Exercise description >>
Locate the word "screenshot" in the material, then show every line that holds it.

Extracted material >>
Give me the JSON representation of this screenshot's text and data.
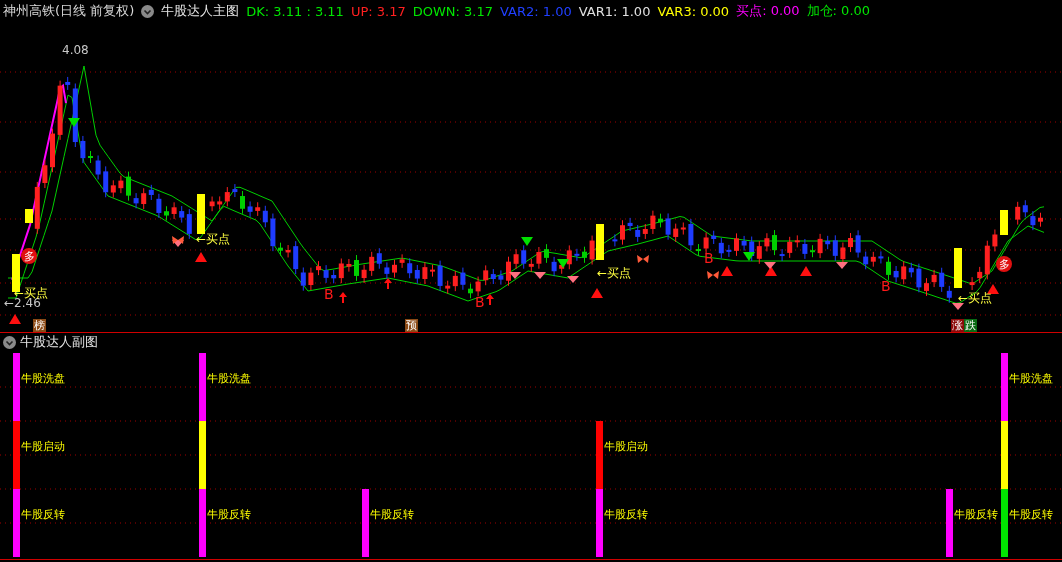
{
  "header": {
    "security": "神州高铁(日线 前复权)",
    "indicator_name": "牛股达人主图",
    "values": [
      {
        "text": "DK: 3.11 : 3.11",
        "color": "#00e600"
      },
      {
        "text": "UP: 3.17",
        "color": "#ff2020"
      },
      {
        "text": "DOWN: 3.17",
        "color": "#00e600"
      },
      {
        "text": "VAR2: 1.00",
        "color": "#2040ff"
      },
      {
        "text": "VAR1: 1.00",
        "color": "#e0e0e0"
      },
      {
        "text": "VAR3: 0.00",
        "color": "#ffff00"
      },
      {
        "text": "买点: 0.00",
        "color": "#ff00ff"
      },
      {
        "text": "加仓: 0.00",
        "color": "#00e600"
      }
    ]
  },
  "main_chart": {
    "price_labels": [
      "4.08",
      "←2.46"
    ],
    "buy_labels": [
      "←买点",
      "←买点",
      "←买点",
      "←买点"
    ],
    "badges": [
      "多",
      "多"
    ],
    "letters": [
      "B",
      "B",
      "B",
      "B"
    ],
    "tags": [
      {
        "text": "榜",
        "color": "#8b4a16"
      },
      {
        "text": "预",
        "color": "#8b4a16"
      },
      {
        "text": "涨",
        "color": "#8b0a0a"
      },
      {
        "text": "跌",
        "color": "#0a6a14"
      }
    ]
  },
  "sub_chart": {
    "title": "牛股达人副图",
    "columns": [
      {
        "segments": [
          {
            "kind": "top",
            "color": "#ff00ff",
            "label": "牛股洗盘"
          },
          {
            "kind": "middle",
            "color": "#ff0000",
            "label": "牛股启动"
          },
          {
            "kind": "bottom",
            "color": "#ff00ff",
            "label": "牛股反转"
          }
        ]
      },
      {
        "segments": [
          {
            "kind": "top",
            "color": "#ff00ff",
            "label": "牛股洗盘"
          },
          {
            "kind": "middle",
            "color": "#ffff00"
          },
          {
            "kind": "bottom",
            "color": "#ff00ff",
            "label": "牛股反转"
          }
        ]
      },
      {
        "segments": [
          {
            "kind": "bottom",
            "color": "#ff00ff",
            "label": "牛股反转"
          }
        ]
      },
      {
        "segments": [
          {
            "kind": "middle",
            "color": "#ff0000",
            "label": "牛股启动"
          },
          {
            "kind": "bottom",
            "color": "#ff00ff",
            "label": "牛股反转"
          }
        ]
      },
      {
        "segments": [
          {
            "kind": "bottom",
            "color": "#ff00ff",
            "label": "牛股反转"
          }
        ]
      },
      {
        "segments": [
          {
            "kind": "top",
            "color": "#ff00ff",
            "label": "牛股洗盘"
          },
          {
            "kind": "middle",
            "color": "#ffff00"
          },
          {
            "kind": "bottom",
            "color": "#00e600",
            "label": "牛股反转"
          }
        ]
      }
    ]
  }
}
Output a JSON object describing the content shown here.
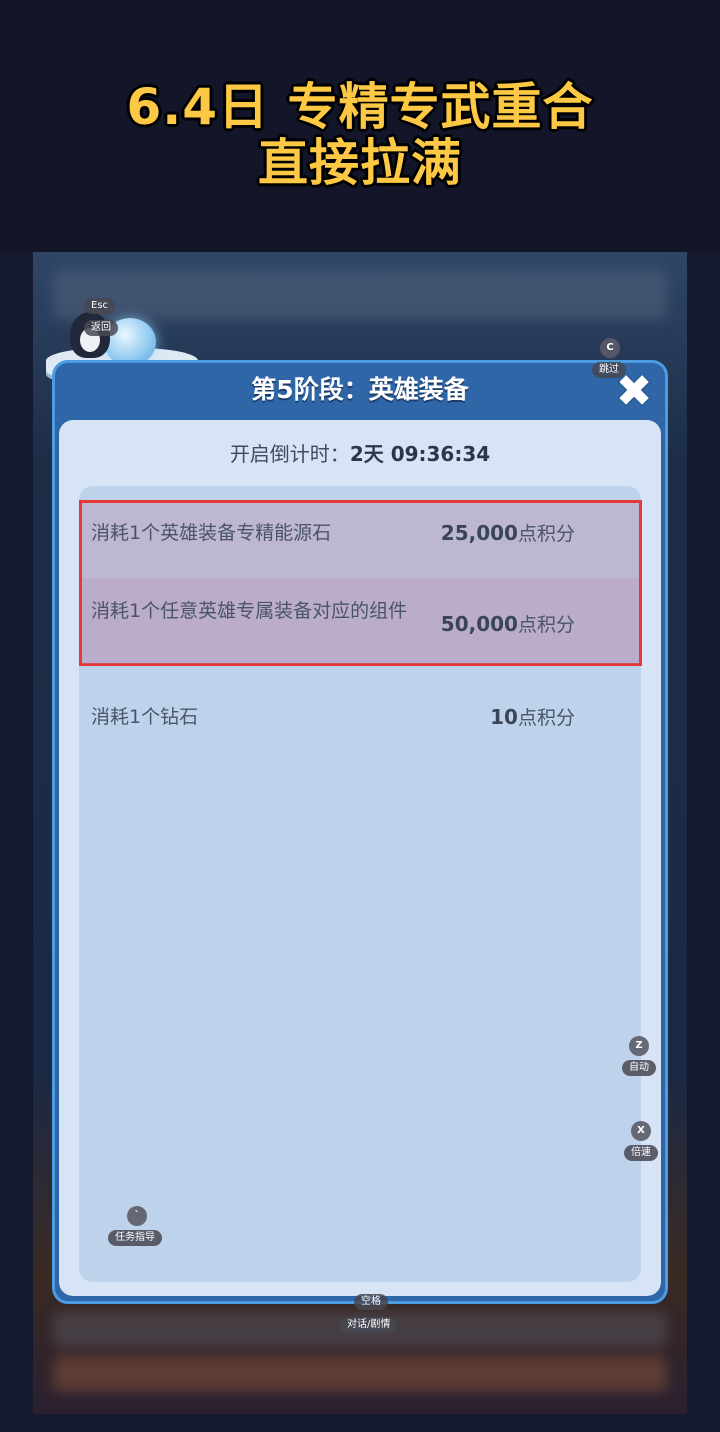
{
  "headline": {
    "line1": "6.4日 专精专武重合",
    "line2": "直接拉满"
  },
  "hotkeys": {
    "esc_key": "Esc",
    "esc_label": "返回",
    "skip_key": "C",
    "skip_label": "跳过",
    "auto_key": "Z",
    "auto_label": "自动",
    "speed_key": "X",
    "speed_label": "倍速",
    "guide_key": "`",
    "guide_label": "任务指导",
    "space_key": "空格",
    "space_label": "对话/剧情"
  },
  "dialog": {
    "title": "第5阶段：英雄装备",
    "countdown_label": "开启倒计时：",
    "countdown_value": "2天 09:36:34",
    "rows": [
      {
        "label": "消耗1个英雄装备专精能源石",
        "points": "25,000",
        "unit": "点积分",
        "highlighted": true
      },
      {
        "label": "消耗1个任意英雄专属装备对应的组件",
        "points": "50,000",
        "unit": "点积分",
        "highlighted": true
      },
      {
        "label": "消耗1个钻石",
        "points": "10",
        "unit": "点积分",
        "highlighted": false
      }
    ]
  },
  "colors": {
    "headline_text": "#fdc843",
    "dialog_frame": "#2f66a8",
    "highlight_border": "#e53838"
  }
}
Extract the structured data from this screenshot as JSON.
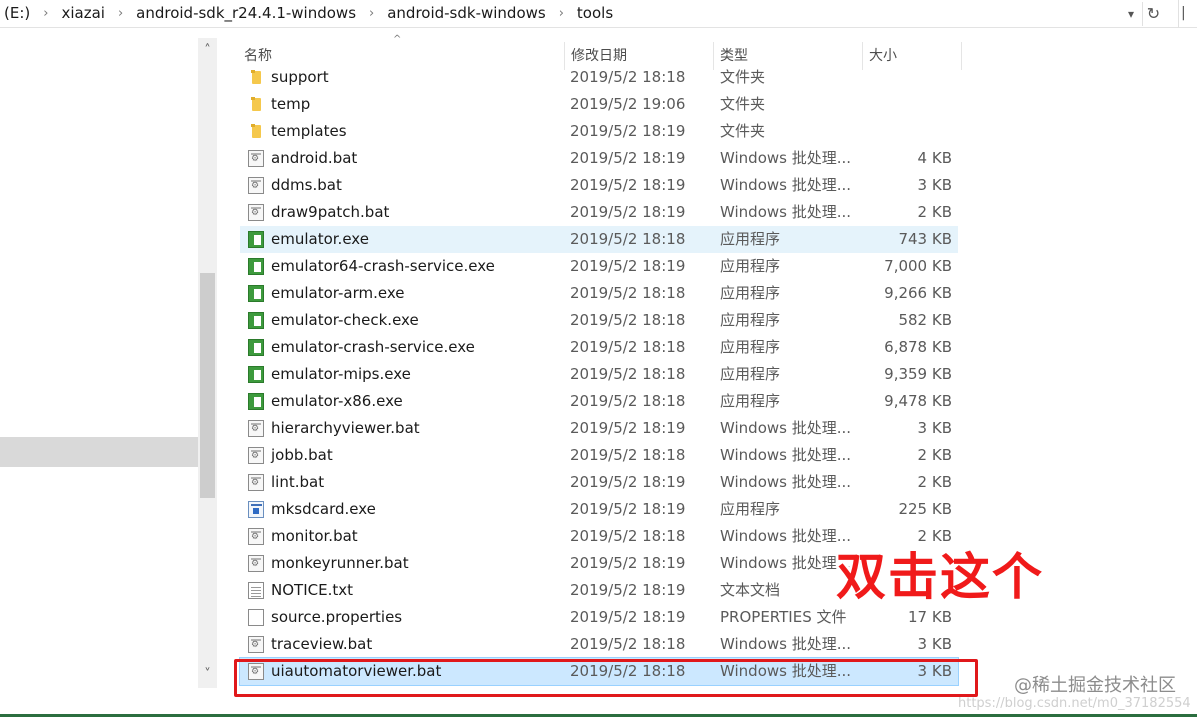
{
  "address_bar": {
    "crumbs": [
      "(E:)",
      "xiazai",
      "android-sdk_r24.4.1-windows",
      "android-sdk-windows",
      "tools"
    ],
    "separator": "›",
    "dropdown_icon": "chevron-down-icon",
    "refresh_icon": "refresh-icon"
  },
  "columns": {
    "name": "名称",
    "modified": "修改日期",
    "type": "类型",
    "size": "大小"
  },
  "files": [
    {
      "name": "support",
      "date": "2019/5/2 18:18",
      "type": "文件夹",
      "size": "",
      "icon": "folder"
    },
    {
      "name": "temp",
      "date": "2019/5/2 19:06",
      "type": "文件夹",
      "size": "",
      "icon": "folder"
    },
    {
      "name": "templates",
      "date": "2019/5/2 18:19",
      "type": "文件夹",
      "size": "",
      "icon": "folder"
    },
    {
      "name": "android.bat",
      "date": "2019/5/2 18:19",
      "type": "Windows 批处理...",
      "size": "4 KB",
      "icon": "bat"
    },
    {
      "name": "ddms.bat",
      "date": "2019/5/2 18:19",
      "type": "Windows 批处理...",
      "size": "3 KB",
      "icon": "bat"
    },
    {
      "name": "draw9patch.bat",
      "date": "2019/5/2 18:19",
      "type": "Windows 批处理...",
      "size": "2 KB",
      "icon": "bat"
    },
    {
      "name": "emulator.exe",
      "date": "2019/5/2 18:18",
      "type": "应用程序",
      "size": "743 KB",
      "icon": "exe"
    },
    {
      "name": "emulator64-crash-service.exe",
      "date": "2019/5/2 18:19",
      "type": "应用程序",
      "size": "7,000 KB",
      "icon": "exe"
    },
    {
      "name": "emulator-arm.exe",
      "date": "2019/5/2 18:18",
      "type": "应用程序",
      "size": "9,266 KB",
      "icon": "exe"
    },
    {
      "name": "emulator-check.exe",
      "date": "2019/5/2 18:18",
      "type": "应用程序",
      "size": "582 KB",
      "icon": "exe"
    },
    {
      "name": "emulator-crash-service.exe",
      "date": "2019/5/2 18:18",
      "type": "应用程序",
      "size": "6,878 KB",
      "icon": "exe"
    },
    {
      "name": "emulator-mips.exe",
      "date": "2019/5/2 18:18",
      "type": "应用程序",
      "size": "9,359 KB",
      "icon": "exe"
    },
    {
      "name": "emulator-x86.exe",
      "date": "2019/5/2 18:18",
      "type": "应用程序",
      "size": "9,478 KB",
      "icon": "exe"
    },
    {
      "name": "hierarchyviewer.bat",
      "date": "2019/5/2 18:19",
      "type": "Windows 批处理...",
      "size": "3 KB",
      "icon": "bat"
    },
    {
      "name": "jobb.bat",
      "date": "2019/5/2 18:18",
      "type": "Windows 批处理...",
      "size": "2 KB",
      "icon": "bat"
    },
    {
      "name": "lint.bat",
      "date": "2019/5/2 18:19",
      "type": "Windows 批处理...",
      "size": "2 KB",
      "icon": "bat"
    },
    {
      "name": "mksdcard.exe",
      "date": "2019/5/2 18:19",
      "type": "应用程序",
      "size": "225 KB",
      "icon": "mks"
    },
    {
      "name": "monitor.bat",
      "date": "2019/5/2 18:18",
      "type": "Windows 批处理...",
      "size": "2 KB",
      "icon": "bat"
    },
    {
      "name": "monkeyrunner.bat",
      "date": "2019/5/2 18:19",
      "type": "Windows 批处理...",
      "size": "",
      "icon": "bat"
    },
    {
      "name": "NOTICE.txt",
      "date": "2019/5/2 18:19",
      "type": "文本文档",
      "size": "",
      "icon": "txt"
    },
    {
      "name": "source.properties",
      "date": "2019/5/2 18:19",
      "type": "PROPERTIES 文件",
      "size": "17 KB",
      "icon": "blank"
    },
    {
      "name": "traceview.bat",
      "date": "2019/5/2 18:18",
      "type": "Windows 批处理...",
      "size": "3 KB",
      "icon": "bat"
    },
    {
      "name": "uiautomatorviewer.bat",
      "date": "2019/5/2 18:18",
      "type": "Windows 批处理...",
      "size": "3 KB",
      "icon": "bat"
    }
  ],
  "hover_row": "emulator.exe",
  "selected_row": "uiautomatorviewer.bat",
  "annotation": {
    "text": "双击这个",
    "color": "#f01a1a"
  },
  "watermark": {
    "main": "@稀土掘金技术社区",
    "faint": "https://blog.csdn.net/m0_37182554"
  }
}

Response below >>
Give me the JSON representation of this screenshot's text and data.
Extract the structured data from this screenshot as JSON.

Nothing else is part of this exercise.